Work instructions: Every line below that mentions the word "upper" should be copied out.

[Lines of data]

----------

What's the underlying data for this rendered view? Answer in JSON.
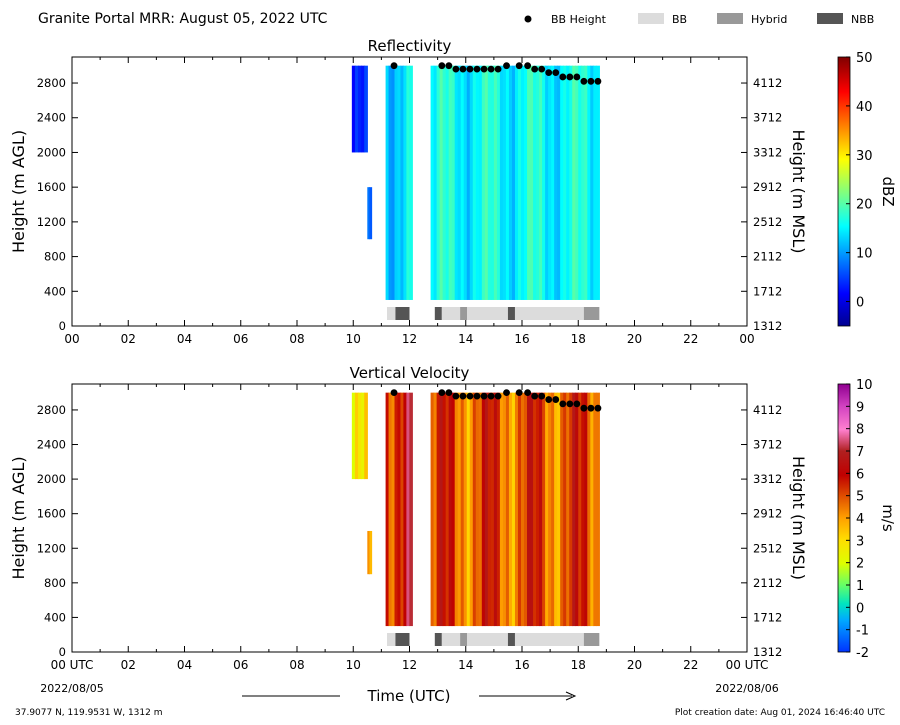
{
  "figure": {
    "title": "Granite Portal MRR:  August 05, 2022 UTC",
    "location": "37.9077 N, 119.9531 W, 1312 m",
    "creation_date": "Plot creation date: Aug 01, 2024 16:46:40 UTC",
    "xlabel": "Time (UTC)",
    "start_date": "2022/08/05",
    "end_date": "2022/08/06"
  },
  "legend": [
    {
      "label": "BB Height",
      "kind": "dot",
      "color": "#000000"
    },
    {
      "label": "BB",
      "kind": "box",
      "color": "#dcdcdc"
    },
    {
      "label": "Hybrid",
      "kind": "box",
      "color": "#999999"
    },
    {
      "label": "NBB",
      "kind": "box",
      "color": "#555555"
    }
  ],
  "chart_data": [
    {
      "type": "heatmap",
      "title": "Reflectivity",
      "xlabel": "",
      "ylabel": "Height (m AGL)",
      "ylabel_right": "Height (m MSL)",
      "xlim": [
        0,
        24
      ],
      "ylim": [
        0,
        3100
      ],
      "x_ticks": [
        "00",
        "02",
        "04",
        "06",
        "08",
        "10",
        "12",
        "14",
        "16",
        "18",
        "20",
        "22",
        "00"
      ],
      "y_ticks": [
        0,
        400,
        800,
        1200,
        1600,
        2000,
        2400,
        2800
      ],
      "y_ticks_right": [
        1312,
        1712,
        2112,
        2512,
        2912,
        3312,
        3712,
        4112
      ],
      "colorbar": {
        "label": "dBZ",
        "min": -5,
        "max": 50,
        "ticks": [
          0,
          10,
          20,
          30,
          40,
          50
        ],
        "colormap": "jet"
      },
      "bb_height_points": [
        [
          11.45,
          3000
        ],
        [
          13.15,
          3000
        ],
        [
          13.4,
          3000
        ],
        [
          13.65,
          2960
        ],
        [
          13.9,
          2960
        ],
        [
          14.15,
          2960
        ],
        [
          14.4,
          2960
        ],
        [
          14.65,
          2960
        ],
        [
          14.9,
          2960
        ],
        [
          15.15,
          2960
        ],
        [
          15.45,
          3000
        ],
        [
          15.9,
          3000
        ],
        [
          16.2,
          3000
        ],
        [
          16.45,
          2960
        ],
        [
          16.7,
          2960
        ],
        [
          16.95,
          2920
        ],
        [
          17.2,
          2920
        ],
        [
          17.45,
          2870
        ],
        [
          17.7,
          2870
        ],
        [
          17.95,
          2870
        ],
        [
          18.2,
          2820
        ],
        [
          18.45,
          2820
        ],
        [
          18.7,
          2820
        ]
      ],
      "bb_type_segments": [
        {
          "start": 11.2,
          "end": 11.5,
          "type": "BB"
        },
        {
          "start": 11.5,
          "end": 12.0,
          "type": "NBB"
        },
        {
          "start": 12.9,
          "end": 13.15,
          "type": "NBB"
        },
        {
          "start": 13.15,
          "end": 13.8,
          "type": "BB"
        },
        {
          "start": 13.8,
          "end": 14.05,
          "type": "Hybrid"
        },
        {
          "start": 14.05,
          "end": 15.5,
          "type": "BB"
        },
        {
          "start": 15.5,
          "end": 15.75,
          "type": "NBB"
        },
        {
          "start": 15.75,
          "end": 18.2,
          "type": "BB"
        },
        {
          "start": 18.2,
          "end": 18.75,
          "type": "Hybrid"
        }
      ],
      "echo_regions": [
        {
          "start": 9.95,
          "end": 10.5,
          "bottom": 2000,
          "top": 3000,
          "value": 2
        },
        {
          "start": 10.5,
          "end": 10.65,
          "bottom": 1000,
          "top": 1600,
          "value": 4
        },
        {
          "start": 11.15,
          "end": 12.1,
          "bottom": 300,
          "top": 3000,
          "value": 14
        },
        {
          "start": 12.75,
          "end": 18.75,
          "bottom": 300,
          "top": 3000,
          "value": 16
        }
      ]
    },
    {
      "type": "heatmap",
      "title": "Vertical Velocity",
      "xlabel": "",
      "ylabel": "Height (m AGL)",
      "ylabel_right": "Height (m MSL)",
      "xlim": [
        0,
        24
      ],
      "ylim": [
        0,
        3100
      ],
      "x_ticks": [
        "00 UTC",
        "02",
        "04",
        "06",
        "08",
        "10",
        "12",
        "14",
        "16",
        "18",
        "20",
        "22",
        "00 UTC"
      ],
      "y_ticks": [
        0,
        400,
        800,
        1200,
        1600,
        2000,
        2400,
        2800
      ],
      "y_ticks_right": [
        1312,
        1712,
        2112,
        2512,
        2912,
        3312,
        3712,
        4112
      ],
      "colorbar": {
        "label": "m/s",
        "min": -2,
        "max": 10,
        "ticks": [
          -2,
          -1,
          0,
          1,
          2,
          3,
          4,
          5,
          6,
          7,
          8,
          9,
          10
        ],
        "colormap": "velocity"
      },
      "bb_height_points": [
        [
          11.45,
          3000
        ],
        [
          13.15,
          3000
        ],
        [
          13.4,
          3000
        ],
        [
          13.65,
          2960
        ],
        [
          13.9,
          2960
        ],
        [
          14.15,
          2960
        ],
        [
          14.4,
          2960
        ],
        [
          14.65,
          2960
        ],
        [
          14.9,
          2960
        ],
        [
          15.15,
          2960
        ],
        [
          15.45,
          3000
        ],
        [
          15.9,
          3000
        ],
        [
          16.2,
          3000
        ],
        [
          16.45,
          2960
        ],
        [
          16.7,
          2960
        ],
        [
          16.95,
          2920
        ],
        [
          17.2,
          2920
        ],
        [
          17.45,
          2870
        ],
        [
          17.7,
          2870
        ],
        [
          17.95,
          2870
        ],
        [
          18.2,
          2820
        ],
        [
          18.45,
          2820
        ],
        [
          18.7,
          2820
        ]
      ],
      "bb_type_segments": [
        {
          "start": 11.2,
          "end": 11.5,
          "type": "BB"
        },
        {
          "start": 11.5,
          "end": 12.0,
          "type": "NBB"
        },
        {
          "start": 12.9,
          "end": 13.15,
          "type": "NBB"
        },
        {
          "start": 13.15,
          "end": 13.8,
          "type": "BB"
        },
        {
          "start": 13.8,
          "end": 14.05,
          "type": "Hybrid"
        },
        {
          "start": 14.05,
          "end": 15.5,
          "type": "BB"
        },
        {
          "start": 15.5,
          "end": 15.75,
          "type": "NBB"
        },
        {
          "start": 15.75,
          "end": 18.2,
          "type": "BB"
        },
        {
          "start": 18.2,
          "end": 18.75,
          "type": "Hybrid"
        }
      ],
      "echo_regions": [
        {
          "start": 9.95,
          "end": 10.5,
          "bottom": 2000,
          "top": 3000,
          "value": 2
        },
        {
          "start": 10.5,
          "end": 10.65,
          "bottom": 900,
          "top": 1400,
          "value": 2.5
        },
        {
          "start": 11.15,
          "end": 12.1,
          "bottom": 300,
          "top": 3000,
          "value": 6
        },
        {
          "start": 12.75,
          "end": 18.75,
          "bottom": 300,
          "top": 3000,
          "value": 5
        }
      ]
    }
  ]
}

----------

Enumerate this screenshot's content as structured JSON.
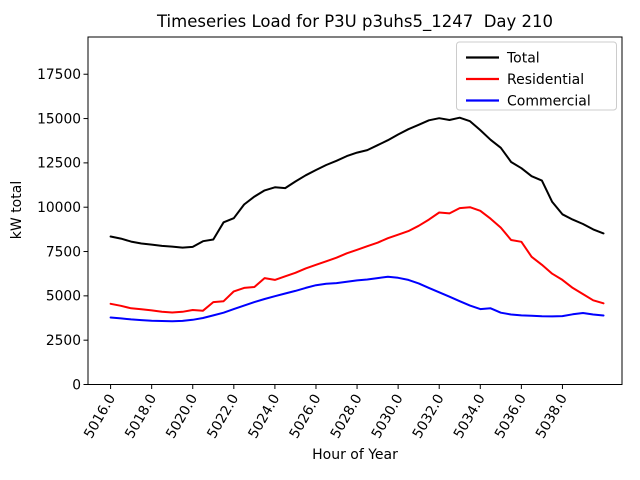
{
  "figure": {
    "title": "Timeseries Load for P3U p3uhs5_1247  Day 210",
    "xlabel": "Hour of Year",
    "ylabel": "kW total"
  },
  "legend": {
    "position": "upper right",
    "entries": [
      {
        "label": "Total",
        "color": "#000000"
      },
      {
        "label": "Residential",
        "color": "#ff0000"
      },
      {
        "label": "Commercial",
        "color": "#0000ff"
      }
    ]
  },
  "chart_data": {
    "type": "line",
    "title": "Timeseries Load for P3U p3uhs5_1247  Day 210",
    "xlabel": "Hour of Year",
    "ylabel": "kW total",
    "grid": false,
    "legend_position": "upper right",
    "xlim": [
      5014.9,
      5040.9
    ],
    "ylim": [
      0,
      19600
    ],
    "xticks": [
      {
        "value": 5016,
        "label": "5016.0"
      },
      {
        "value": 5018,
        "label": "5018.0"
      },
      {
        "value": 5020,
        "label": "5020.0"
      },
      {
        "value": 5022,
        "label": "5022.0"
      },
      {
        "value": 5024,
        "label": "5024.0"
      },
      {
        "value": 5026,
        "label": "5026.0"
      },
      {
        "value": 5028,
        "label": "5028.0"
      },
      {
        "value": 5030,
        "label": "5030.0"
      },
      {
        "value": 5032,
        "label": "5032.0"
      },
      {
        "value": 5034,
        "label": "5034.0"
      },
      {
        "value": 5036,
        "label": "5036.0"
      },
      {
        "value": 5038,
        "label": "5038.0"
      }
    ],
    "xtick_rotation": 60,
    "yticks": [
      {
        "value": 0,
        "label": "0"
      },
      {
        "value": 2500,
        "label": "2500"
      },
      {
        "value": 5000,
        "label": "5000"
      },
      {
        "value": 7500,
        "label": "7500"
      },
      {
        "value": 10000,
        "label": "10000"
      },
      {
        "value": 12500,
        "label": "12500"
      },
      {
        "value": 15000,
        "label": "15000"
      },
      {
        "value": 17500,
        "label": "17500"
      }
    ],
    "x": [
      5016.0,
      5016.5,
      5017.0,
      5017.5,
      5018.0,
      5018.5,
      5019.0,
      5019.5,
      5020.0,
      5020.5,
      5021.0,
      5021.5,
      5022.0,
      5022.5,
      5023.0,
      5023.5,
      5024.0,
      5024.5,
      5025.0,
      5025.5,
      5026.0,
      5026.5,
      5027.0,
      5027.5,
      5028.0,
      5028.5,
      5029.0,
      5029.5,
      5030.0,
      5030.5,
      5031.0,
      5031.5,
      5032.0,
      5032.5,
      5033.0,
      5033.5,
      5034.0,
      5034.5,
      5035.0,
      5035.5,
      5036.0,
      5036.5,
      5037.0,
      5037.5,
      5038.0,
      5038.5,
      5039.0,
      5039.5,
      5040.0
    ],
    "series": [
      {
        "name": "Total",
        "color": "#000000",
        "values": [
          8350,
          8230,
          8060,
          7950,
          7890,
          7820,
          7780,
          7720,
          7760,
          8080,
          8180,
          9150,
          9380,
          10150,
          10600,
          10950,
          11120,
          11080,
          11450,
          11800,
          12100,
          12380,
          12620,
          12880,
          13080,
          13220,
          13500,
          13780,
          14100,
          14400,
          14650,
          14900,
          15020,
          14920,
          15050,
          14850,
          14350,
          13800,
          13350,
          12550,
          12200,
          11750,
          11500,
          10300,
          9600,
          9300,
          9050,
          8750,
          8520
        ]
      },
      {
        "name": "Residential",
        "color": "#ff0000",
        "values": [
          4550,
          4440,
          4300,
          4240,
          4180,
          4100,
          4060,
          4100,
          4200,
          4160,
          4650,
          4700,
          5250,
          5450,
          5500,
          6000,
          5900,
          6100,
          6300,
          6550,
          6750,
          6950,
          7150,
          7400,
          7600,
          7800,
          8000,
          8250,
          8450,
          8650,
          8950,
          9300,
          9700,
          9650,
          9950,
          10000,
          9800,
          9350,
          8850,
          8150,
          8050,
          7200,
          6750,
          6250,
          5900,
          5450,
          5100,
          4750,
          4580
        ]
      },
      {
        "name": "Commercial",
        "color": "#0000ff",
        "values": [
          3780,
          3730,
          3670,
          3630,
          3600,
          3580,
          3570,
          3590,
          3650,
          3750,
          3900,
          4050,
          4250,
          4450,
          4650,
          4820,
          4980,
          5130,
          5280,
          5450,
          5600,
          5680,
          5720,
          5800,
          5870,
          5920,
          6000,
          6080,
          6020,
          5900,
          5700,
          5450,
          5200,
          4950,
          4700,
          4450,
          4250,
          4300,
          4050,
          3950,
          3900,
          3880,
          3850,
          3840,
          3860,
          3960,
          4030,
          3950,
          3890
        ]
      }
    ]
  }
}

----------

Exercise response:
    "position": "upper right",
    "legend_position": "upper right",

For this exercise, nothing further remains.